■ **SHORT EXERCISE**: Please write out the complete listing that follows, exactly as it reads.

Collection entries:
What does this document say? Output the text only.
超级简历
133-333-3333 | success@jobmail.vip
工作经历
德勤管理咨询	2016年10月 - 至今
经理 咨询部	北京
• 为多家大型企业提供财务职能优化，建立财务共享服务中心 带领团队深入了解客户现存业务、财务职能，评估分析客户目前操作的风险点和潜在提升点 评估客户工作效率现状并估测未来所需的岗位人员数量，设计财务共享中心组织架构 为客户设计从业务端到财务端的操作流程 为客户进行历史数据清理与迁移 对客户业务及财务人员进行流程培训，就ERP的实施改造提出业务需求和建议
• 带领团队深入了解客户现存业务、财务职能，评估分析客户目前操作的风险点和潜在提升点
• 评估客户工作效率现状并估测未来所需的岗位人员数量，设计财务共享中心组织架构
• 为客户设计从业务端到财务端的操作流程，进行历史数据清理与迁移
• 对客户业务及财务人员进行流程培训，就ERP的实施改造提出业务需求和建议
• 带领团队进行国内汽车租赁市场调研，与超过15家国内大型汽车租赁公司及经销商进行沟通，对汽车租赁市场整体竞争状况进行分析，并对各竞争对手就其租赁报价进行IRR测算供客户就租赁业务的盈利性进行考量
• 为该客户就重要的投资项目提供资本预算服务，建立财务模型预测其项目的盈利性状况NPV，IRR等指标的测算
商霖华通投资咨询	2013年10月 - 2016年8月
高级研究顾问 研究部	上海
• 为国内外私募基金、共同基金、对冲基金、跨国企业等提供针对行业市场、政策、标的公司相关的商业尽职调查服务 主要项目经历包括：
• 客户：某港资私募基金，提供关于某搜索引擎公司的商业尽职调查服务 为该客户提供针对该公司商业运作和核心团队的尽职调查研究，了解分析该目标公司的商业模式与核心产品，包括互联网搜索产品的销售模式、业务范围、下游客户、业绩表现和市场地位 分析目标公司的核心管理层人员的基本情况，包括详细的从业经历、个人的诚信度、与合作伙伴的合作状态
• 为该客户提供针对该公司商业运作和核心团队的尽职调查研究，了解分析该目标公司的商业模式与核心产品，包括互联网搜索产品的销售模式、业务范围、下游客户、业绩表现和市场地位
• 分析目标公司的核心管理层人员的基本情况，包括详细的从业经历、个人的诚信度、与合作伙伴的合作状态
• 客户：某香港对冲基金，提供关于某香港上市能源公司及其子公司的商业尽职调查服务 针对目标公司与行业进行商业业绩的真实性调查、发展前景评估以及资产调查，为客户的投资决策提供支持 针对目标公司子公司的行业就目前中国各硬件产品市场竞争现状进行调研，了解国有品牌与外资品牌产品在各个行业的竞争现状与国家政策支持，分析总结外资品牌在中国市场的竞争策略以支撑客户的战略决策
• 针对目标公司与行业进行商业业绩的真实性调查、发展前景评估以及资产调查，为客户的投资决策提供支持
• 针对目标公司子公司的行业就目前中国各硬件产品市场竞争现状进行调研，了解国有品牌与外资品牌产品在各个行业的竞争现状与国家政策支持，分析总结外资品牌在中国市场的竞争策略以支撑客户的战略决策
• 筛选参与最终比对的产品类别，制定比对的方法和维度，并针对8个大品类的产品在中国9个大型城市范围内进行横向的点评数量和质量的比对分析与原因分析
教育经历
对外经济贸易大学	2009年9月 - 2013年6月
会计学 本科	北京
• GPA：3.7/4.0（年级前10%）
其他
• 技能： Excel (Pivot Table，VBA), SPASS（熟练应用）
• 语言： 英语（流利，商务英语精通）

■ **EXERCISE RESULT**:
What does this document say? Output the text only.
超级简历
133-333-3333 | success@jobmail.vip
工作经历
德勤管理咨询	2016年10月 - 至今
经理 咨询部	北京
• 为多家大型企业提供财务职能优化，建立财务共享服务中心 带领团队深入了解客户现存业务、财务职能，评估分析客户目前操作的风险点和潜在提升点 评估客户工作效率现状并估测未来所需的岗位人员数量，设计财务共享中心组织架构 为客户设计从业务端到财务端的操作流程 为客户进行历史数据清理与迁移 对客户业务及财务人员进行流程培训，就ERP的实施改造提出业务需求和建议
• 带领团队深入了解客户现存业务、财务职能，评估分析客户目前操作的风险点和潜在提升点
• 评估客户工作效率现状并估测未来所需的岗位人员数量，设计财务共享中心组织架构
• 为客户设计从业务端到财务端的操作流程，进行历史数据清理与迁移
• 对客户业务及财务人员进行流程培训，就ERP的实施改造提出业务需求和建议
• 带领团队进行国内汽车租赁市场调研，与超过15家国内大型汽车租赁公司及经销商进行沟通，对汽车租赁市场整体竞争状况进行分析，并对各竞争对手就其租赁报价进行IRR测算供客户就租赁业务的盈利性进行考量
• 为该客户就重要的投资项目提供资本预算服务，建立财务模型预测其项目的盈利性状况NPV，IRR等指标的测算
商霖华通投资咨询	2013年10月 - 2016年8月
高级研究顾问 研究部	上海
• 为国内外私募基金、共同基金、对冲基金、跨国企业等提供针对行业市场、政策、标的公司相关的商业尽职调查服务 主要项目经历包括：
• 客户：某港资私募基金，提供关于某搜索引擎公司的商业尽职调查服务 为该客户提供针对该公司商业运作和核心团队的尽职调查研究，了解分析该目标公司的商业模式与核心产品，包括互联网搜索产品的销售模式、业务范围、下游客户、业绩表现和市场地位 分析目标公司的核心管理层人员的基本情况，包括详细的从业经历、个人的诚信度、与合作伙伴的合作状态
• 为该客户提供针对该公司商业运作和核心团队的尽职调查研究，了解分析该目标公司的商业模式与核心产品，包括互联网搜索产品的销售模式、业务范围、下游客户、业绩表现和市场地位
• 分析目标公司的核心管理层人员的基本情况，包括详细的从业经历、个人的诚信度、与合作伙伴的合作状态
• 客户：某香港对冲基金，提供关于某香港上市能源公司及其子公司的商业尽职调查服务 针对目标公司与行业进行商业业绩的真实性调查、发展前景评估以及资产调查，为客户的投资决策提供支持 针对目标公司子公司的行业就目前中国各硬件产品市场竞争现状进行调研，了解国有品牌与外资品牌产品在各个行业的竞争现状与国家政策支持，分析总结外资品牌在中国市场的竞争策略以支撑客户的战略决策
• 针对目标公司与行业进行商业业绩的真实性调查、发展前景评估以及资产调查，为客户的投资决策提供支持
• 针对目标公司子公司的行业就目前中国各硬件产品市场竞争现状进行调研，了解国有品牌与外资品牌产品在各个行业的竞争现状与国家政策支持，分析总结外资品牌在中国市场的竞争策略以支撑客户的战略决策
• 筛选参与最终比对的产品类别，制定比对的方法和维度，并针对8个大品类的产品在中国9个大型城市范围内进行横向的点评数量和质量的比对分析与原因分析
教育经历
对外经济贸易大学	2009年9月 - 2013年6月
会计学 本科	北京
• GPA：3.7/4.0（年级前10%）
其他
• 技能： Excel (Pivot Table，VBA), SPASS（熟练应用）
• 语言： 英语（流利，商务英语精通）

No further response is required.